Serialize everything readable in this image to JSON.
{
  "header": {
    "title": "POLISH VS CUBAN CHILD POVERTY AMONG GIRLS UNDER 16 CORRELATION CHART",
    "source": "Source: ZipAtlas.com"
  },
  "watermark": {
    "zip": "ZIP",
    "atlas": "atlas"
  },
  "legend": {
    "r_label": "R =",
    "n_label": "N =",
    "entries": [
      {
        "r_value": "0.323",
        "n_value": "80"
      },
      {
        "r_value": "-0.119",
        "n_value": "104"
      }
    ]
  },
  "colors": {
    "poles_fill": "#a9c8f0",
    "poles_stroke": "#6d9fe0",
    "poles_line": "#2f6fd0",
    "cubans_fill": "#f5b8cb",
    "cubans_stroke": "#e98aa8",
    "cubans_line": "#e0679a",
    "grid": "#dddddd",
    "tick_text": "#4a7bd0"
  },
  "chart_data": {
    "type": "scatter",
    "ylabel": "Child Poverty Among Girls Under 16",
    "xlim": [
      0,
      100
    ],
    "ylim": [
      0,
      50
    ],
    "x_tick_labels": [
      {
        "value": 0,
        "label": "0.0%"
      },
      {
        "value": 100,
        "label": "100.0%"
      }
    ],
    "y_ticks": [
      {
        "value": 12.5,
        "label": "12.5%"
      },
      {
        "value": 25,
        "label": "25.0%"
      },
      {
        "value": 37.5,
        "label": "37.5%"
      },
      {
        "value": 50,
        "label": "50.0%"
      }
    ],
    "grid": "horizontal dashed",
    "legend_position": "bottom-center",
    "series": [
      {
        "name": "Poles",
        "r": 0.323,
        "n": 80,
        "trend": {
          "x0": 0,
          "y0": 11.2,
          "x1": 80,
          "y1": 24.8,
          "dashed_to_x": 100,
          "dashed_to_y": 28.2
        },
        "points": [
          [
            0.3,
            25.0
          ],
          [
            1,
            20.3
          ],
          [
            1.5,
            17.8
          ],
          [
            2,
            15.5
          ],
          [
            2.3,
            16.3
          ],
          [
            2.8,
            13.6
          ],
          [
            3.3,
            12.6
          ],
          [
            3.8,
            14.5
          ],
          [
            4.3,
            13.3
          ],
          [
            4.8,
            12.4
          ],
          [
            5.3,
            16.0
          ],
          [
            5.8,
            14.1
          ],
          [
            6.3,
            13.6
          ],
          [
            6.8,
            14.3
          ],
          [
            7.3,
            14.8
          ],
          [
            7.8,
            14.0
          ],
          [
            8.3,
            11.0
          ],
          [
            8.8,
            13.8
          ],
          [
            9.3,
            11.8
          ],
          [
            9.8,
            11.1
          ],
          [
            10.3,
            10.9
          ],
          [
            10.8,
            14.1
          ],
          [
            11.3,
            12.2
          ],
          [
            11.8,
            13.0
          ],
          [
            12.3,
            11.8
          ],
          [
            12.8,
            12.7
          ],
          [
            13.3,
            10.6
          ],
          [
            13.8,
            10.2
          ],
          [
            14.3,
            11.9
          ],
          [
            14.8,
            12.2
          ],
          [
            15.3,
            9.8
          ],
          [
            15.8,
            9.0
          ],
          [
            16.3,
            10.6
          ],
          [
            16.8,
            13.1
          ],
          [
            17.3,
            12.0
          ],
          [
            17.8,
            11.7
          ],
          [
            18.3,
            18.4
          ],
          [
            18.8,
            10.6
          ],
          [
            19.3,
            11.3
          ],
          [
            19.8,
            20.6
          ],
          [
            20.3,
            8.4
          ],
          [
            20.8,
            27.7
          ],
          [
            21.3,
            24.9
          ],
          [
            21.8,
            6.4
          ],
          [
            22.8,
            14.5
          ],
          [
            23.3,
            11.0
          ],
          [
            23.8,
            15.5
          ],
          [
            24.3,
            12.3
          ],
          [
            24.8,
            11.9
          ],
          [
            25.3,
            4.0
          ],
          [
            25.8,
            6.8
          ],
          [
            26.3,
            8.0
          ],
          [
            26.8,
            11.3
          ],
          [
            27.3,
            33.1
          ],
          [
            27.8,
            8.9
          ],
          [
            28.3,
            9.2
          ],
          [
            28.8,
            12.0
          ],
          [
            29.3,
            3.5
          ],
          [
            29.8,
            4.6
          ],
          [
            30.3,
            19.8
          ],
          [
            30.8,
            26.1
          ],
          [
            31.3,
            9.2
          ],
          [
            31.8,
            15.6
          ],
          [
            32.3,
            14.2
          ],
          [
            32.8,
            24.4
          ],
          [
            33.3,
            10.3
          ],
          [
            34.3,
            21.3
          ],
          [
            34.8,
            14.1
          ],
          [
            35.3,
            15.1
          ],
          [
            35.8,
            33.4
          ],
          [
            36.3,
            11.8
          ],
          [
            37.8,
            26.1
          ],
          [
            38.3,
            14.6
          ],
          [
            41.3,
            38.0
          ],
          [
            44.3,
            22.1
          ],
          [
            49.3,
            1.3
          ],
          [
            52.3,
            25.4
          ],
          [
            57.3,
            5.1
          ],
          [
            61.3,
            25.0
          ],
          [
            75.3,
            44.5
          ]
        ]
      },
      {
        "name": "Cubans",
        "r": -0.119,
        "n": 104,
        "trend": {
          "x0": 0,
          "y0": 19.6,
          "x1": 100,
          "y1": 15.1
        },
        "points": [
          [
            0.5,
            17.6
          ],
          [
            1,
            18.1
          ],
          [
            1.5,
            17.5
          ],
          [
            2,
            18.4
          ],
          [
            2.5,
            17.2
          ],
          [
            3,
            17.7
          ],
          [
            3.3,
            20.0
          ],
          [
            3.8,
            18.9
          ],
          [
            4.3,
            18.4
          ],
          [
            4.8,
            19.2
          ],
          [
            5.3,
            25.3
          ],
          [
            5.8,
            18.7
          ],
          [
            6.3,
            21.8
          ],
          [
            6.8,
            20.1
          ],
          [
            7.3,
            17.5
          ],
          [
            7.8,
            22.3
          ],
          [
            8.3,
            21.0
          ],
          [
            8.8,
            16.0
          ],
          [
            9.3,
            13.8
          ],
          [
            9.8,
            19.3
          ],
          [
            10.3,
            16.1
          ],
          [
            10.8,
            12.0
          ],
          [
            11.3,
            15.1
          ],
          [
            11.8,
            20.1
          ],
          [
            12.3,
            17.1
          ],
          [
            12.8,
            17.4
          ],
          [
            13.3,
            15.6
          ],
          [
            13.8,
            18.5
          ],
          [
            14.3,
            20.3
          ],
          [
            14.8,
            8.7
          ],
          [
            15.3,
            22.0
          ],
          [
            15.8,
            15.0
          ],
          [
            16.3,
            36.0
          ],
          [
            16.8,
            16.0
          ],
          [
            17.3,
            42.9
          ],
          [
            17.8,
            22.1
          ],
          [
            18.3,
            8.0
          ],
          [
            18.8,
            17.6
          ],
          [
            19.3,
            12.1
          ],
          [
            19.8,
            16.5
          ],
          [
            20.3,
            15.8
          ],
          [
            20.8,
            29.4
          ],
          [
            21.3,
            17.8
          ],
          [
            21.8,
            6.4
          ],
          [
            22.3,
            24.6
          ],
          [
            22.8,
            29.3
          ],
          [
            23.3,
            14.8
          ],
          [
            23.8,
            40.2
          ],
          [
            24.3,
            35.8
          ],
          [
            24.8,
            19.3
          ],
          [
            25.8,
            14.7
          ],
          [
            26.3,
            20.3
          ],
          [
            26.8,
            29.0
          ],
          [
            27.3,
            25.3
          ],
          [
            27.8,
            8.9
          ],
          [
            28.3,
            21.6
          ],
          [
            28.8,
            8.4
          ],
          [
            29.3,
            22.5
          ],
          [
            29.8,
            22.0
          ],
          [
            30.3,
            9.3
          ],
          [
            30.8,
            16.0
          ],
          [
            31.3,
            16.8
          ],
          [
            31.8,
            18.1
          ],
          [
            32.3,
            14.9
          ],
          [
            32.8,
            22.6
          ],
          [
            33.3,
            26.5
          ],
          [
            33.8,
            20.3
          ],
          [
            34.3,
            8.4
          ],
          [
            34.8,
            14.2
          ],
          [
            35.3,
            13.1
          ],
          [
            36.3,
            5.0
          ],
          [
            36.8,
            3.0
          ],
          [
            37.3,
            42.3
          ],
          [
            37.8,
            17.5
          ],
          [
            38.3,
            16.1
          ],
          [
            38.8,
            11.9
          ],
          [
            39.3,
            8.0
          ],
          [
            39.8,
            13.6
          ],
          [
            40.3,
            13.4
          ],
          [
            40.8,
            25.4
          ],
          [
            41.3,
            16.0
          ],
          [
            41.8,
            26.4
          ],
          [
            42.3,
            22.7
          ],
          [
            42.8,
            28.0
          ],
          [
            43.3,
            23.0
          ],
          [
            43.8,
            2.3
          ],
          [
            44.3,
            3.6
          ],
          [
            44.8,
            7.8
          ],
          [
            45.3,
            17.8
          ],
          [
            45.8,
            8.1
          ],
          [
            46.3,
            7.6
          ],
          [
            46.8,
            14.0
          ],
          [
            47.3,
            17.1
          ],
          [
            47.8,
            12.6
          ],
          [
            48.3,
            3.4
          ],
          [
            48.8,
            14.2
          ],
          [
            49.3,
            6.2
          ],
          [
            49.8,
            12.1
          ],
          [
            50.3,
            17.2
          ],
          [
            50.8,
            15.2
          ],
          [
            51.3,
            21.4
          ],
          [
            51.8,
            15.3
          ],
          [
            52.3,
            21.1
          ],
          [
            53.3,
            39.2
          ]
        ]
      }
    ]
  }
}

▸ **PROBLEM TO WORK ON**
Copy, from the material, each line that holds the string "grid".

▸ **OUTPUT BELOW**
    "grid": "#dddddd",
    "grid": "horizontal dashed",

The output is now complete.